Page records with their text
#####

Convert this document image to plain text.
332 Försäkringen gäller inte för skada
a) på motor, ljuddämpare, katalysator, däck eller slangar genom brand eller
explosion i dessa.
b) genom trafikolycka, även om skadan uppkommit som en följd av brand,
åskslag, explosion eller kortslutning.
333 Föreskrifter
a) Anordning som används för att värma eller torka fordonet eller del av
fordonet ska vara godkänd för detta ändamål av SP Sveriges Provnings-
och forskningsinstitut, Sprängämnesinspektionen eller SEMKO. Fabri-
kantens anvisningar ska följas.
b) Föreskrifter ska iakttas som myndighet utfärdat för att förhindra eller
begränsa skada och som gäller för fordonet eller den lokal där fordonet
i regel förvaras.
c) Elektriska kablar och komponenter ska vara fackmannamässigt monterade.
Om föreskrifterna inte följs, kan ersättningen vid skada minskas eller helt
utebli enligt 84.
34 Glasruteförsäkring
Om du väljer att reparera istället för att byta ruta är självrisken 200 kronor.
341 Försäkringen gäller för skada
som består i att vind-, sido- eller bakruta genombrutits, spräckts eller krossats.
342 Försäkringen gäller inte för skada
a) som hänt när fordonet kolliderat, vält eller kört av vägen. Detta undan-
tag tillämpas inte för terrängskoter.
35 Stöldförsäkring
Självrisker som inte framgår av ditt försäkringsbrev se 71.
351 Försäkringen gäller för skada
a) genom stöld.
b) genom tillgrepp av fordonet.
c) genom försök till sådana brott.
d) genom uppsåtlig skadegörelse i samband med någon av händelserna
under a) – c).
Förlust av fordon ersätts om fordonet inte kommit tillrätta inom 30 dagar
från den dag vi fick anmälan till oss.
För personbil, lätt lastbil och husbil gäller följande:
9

#####

### Directions
All of the data above should be reproduced exactly.

### Written response
Convert this document image to plain text.
332 Försäkringen gäller inte för skada
a) på motor, ljuddämpare, katalysator, däck eller slangar genom brand eller
explosion i dessa.
b) genom trafikolycka, även om skadan uppkommit som en följd av brand,
åskslag, explosion eller kortslutning.
333 Föreskrifter
a) Anordning som används för att värma eller torka fordonet eller del av
fordonet ska vara godkänd för detta ändamål av SP Sveriges Provnings-
och forskningsinstitut, Sprängämnesinspektionen eller SEMKO. Fabri-
kantens anvisningar ska följas.
b) Föreskrifter ska iakttas som myndighet utfärdat för att förhindra eller
begränsa skada och som gäller för fordonet eller den lokal där fordonet
i regel förvaras.
c) Elektriska kablar och komponenter ska vara fackmannamässigt monterade.
Om föreskrifterna inte följs, kan ersättningen vid skada minskas eller helt
utebli enligt 84.
34 Glasruteförsäkring
Om du väljer att reparera istället för att byta ruta är självrisken 200 kronor.
341 Försäkringen gäller för skada
som består i att vind-, sido- eller bakruta genombrutits, spräckts eller krossats.
342 Försäkringen gäller inte för skada
a) som hänt när fordonet kolliderat, vält eller kört av vägen. Detta undan-
tag tillämpas inte för terrängskoter.
35 Stöldförsäkring
Självrisker som inte framgår av ditt försäkringsbrev se 71.
351 Försäkringen gäller för skada
a) genom stöld.
b) genom tillgrepp av fordonet.
c) genom försök till sådana brott.
d) genom uppsåtlig skadegörelse i samband med någon av händelserna
under a) – c).
Förlust av fordon ersätts om fordonet inte kommit tillrätta inom 30 dagar
från den dag vi fick anmälan till oss.
För personbil, lätt lastbil och husbil gäller följande:
9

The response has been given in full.